* _EXERCISE_
The listing below should be copied in full, word for word.

(Dataset listings of figures)
>> Start

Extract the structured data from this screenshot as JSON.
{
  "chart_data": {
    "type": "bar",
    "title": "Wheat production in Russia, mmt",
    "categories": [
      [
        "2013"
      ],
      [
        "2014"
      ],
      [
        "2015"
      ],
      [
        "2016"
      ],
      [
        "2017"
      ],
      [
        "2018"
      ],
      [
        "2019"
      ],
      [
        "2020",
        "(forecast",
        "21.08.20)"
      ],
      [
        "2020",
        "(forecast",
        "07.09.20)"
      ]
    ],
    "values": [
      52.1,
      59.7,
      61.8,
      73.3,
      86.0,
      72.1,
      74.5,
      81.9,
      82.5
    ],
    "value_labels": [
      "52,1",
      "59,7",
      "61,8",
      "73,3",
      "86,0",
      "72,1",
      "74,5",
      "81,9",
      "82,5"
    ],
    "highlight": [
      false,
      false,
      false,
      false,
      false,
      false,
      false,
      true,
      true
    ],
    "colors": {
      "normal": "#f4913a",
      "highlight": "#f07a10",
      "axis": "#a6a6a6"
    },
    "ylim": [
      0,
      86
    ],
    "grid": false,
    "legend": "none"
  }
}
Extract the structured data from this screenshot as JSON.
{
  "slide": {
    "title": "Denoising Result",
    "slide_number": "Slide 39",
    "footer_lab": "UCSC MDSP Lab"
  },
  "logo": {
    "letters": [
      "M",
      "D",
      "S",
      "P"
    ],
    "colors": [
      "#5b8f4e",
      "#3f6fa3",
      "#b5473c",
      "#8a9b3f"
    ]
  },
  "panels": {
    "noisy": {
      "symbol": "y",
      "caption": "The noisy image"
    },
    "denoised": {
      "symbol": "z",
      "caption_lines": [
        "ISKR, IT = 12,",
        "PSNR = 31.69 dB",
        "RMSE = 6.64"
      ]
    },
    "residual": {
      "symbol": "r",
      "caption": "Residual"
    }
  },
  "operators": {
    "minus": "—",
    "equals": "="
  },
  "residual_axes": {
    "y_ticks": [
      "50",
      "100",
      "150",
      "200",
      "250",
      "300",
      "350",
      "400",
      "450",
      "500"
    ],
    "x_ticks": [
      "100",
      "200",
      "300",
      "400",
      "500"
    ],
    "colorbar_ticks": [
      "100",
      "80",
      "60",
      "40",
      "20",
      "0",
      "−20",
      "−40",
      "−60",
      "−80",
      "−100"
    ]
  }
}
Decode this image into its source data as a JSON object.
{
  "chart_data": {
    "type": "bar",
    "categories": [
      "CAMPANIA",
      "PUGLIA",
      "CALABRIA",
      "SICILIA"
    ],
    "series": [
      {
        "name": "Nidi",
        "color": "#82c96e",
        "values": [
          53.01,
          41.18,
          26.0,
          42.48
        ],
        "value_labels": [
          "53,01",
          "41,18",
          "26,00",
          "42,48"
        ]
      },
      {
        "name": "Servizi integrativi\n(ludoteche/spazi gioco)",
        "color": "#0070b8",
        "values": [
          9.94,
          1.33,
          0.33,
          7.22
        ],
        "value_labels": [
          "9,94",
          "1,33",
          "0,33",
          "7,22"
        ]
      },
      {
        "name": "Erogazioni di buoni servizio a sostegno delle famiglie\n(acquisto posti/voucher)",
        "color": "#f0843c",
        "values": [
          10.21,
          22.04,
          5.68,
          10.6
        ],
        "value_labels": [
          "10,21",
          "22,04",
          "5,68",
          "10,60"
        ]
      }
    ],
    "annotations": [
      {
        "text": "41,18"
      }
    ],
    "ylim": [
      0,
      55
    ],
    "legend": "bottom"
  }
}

>> End

* _TASK ANSWER_
Extract the structured data from this screenshot as JSON.
{
  "chart_data": {
    "type": "bar",
    "title": "Wheat production in Russia, mmt",
    "categories": [
      [
        "2013"
      ],
      [
        "2014"
      ],
      [
        "2015"
      ],
      [
        "2016"
      ],
      [
        "2017"
      ],
      [
        "2018"
      ],
      [
        "2019"
      ],
      [
        "2020",
        "(forecast",
        "21.08.20)"
      ],
      [
        "2020",
        "(forecast",
        "07.09.20)"
      ]
    ],
    "values": [
      52.1,
      59.7,
      61.8,
      73.3,
      86.0,
      72.1,
      74.5,
      81.9,
      82.5
    ],
    "value_labels": [
      "52,1",
      "59,7",
      "61,8",
      "73,3",
      "86,0",
      "72,1",
      "74,5",
      "81,9",
      "82,5"
    ],
    "highlight": [
      false,
      false,
      false,
      false,
      false,
      false,
      false,
      true,
      true
    ],
    "colors": {
      "normal": "#f4913a",
      "highlight": "#f07a10",
      "axis": "#a6a6a6"
    },
    "ylim": [
      0,
      86
    ],
    "grid": false,
    "legend": "none"
  }
}
Extract the structured data from this screenshot as JSON.
{
  "slide": {
    "title": "Denoising Result",
    "slide_number": "Slide 39",
    "footer_lab": "UCSC MDSP Lab"
  },
  "logo": {
    "letters": [
      "M",
      "D",
      "S",
      "P"
    ],
    "colors": [
      "#5b8f4e",
      "#3f6fa3",
      "#b5473c",
      "#8a9b3f"
    ]
  },
  "panels": {
    "noisy": {
      "symbol": "y",
      "caption": "The noisy image"
    },
    "denoised": {
      "symbol": "z",
      "caption_lines": [
        "ISKR, IT = 12,",
        "PSNR = 31.69 dB",
        "RMSE = 6.64"
      ]
    },
    "residual": {
      "symbol": "r",
      "caption": "Residual"
    }
  },
  "operators": {
    "minus": "—",
    "equals": "="
  },
  "residual_axes": {
    "y_ticks": [
      "50",
      "100",
      "150",
      "200",
      "250",
      "300",
      "350",
      "400",
      "450",
      "500"
    ],
    "x_ticks": [
      "100",
      "200",
      "300",
      "400",
      "500"
    ],
    "colorbar_ticks": [
      "100",
      "80",
      "60",
      "40",
      "20",
      "0",
      "−20",
      "−40",
      "−60",
      "−80",
      "−100"
    ]
  }
}
Decode this image into its source data as a JSON object.
{
  "chart_data": {
    "type": "bar",
    "categories": [
      "CAMPANIA",
      "PUGLIA",
      "CALABRIA",
      "SICILIA"
    ],
    "series": [
      {
        "name": "Nidi",
        "color": "#82c96e",
        "values": [
          53.01,
          41.18,
          26.0,
          42.48
        ],
        "value_labels": [
          "53,01",
          "41,18",
          "26,00",
          "42,48"
        ]
      },
      {
        "name": "Servizi integrativi\n(ludoteche/spazi gioco)",
        "color": "#0070b8",
        "values": [
          9.94,
          1.33,
          0.33,
          7.22
        ],
        "value_labels": [
          "9,94",
          "1,33",
          "0,33",
          "7,22"
        ]
      },
      {
        "name": "Erogazioni di buoni servizio a sostegno delle famiglie\n(acquisto posti/voucher)",
        "color": "#f0843c",
        "values": [
          10.21,
          22.04,
          5.68,
          10.6
        ],
        "value_labels": [
          "10,21",
          "22,04",
          "5,68",
          "10,60"
        ]
      }
    ],
    "annotations": [
      {
        "text": "41,18"
      }
    ],
    "ylim": [
      0,
      55
    ],
    "legend": "bottom"
  }
}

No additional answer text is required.